Given passage>
One small bite of burger, one giant push into the latest debate on the future of food.
When two food scientists and a book researcher split a hamburger Monday, it wasn’t a cheap lunch. It took two years and $325,000 from Google co-founder Sergey Brin to develop that burger.
It was grown in a petri dish using stem cells to create 20,000 strands of muscle fiber that were squished together with breadcrumbs, salt and natural coloring to make a 5-ounce lab burger.
How did it taste? Dry, apparently: Muscle fiber isn’t fat fiber, as workout coaches are so fond of reminding us. The burger had to be fried in a lot of extra butter.
Pictures of the uncooked in-vitro burger, red and packed into a round plastic mold, looked convincingly like ground beef, though. It certainly looked more beef-like than the last fast-food burger I tried.
Even though a public relations firm staged the tasting, presented live on the Internet, the scientists refused to let journalists who were in the audience have a taste. The burger was too small to share, they said. And heck, the darn thing cost $65,000 an ounce. Reporters are notoriously bad tippers and we hate to split a check.

Collected data

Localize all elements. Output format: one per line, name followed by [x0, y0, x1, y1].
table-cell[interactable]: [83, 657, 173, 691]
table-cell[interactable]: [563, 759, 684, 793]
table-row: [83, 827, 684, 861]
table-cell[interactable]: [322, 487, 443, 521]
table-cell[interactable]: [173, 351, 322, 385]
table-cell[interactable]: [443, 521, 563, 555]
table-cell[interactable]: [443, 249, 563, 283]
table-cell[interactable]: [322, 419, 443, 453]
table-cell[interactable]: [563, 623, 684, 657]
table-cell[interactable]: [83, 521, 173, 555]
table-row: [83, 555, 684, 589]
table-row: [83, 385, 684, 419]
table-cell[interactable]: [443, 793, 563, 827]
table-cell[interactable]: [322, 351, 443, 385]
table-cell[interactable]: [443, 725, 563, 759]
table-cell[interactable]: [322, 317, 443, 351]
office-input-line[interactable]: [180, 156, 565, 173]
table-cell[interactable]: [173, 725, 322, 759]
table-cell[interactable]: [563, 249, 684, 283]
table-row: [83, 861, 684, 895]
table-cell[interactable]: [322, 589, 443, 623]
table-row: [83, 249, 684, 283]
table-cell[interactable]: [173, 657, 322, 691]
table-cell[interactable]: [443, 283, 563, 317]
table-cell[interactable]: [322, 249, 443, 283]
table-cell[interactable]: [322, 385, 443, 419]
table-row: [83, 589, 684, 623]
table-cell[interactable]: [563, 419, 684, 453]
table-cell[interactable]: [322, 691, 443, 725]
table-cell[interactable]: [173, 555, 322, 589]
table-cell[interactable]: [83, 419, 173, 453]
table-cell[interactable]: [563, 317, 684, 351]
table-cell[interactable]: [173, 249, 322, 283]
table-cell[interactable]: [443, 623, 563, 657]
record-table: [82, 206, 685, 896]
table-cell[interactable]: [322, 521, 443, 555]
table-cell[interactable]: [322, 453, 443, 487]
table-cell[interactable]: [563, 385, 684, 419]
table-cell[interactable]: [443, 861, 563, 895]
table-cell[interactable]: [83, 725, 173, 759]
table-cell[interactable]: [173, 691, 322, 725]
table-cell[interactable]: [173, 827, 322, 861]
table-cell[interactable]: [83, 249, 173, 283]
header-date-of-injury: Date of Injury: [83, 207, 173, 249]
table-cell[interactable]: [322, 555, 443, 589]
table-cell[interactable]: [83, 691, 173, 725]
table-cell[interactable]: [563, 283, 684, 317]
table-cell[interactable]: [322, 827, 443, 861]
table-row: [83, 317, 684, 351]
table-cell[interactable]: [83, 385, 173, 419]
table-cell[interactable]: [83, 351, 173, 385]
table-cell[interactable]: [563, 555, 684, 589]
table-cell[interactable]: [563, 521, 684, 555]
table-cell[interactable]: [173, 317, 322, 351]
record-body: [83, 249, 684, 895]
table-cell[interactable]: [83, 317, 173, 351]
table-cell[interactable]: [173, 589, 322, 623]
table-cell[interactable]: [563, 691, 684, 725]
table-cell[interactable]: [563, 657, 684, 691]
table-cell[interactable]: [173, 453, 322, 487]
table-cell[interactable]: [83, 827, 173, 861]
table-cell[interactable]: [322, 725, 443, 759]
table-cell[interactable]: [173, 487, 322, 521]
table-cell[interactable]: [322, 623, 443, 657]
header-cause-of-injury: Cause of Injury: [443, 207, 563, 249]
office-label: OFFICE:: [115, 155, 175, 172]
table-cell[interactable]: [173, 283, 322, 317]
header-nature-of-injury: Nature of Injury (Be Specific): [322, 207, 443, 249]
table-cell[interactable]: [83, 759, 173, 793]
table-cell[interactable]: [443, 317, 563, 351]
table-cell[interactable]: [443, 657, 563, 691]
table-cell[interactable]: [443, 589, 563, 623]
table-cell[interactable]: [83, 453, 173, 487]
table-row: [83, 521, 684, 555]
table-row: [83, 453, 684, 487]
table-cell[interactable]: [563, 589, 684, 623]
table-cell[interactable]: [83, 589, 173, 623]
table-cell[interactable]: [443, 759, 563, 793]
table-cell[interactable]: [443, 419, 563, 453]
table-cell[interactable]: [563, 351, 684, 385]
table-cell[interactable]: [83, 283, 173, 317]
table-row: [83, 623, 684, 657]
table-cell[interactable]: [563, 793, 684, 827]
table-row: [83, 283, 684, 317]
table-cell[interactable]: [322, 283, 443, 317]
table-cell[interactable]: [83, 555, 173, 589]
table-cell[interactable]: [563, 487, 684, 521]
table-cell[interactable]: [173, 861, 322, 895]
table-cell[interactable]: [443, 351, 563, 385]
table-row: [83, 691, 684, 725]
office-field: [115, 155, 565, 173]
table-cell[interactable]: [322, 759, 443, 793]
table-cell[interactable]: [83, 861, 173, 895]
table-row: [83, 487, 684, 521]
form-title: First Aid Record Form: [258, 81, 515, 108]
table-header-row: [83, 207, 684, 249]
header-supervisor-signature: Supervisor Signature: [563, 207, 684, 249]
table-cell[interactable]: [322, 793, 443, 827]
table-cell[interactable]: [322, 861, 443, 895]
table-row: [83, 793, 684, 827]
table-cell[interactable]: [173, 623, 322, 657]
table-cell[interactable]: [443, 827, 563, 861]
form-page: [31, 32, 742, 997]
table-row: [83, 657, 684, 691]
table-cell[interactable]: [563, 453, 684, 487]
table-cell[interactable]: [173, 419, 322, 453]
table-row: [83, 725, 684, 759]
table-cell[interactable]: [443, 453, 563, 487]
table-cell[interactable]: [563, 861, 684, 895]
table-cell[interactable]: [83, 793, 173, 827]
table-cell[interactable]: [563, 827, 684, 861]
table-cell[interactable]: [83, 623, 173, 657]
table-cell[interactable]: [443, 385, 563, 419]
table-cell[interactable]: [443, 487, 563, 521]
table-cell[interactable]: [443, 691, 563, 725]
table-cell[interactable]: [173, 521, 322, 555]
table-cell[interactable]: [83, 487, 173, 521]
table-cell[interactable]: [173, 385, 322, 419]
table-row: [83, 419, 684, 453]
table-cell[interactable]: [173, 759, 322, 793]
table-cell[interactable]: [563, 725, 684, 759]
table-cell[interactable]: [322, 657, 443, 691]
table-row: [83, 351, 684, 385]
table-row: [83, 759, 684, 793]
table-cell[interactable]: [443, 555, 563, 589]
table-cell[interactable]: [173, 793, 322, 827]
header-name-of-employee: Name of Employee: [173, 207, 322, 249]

How to complete this task> Sum up the passage about the lab-grown burger in two sentences.

Problem solution> Two food scientists and a book researcher split a hamburger grown in a petri dish from stem cells, which took two years and $325,000 from Google co-founder Sergey Brin to develop. The burger tasted dry and had to be fried in a lot of extra butter, and the scientists refused to let journalists in the audience taste it, saying it was too small to share.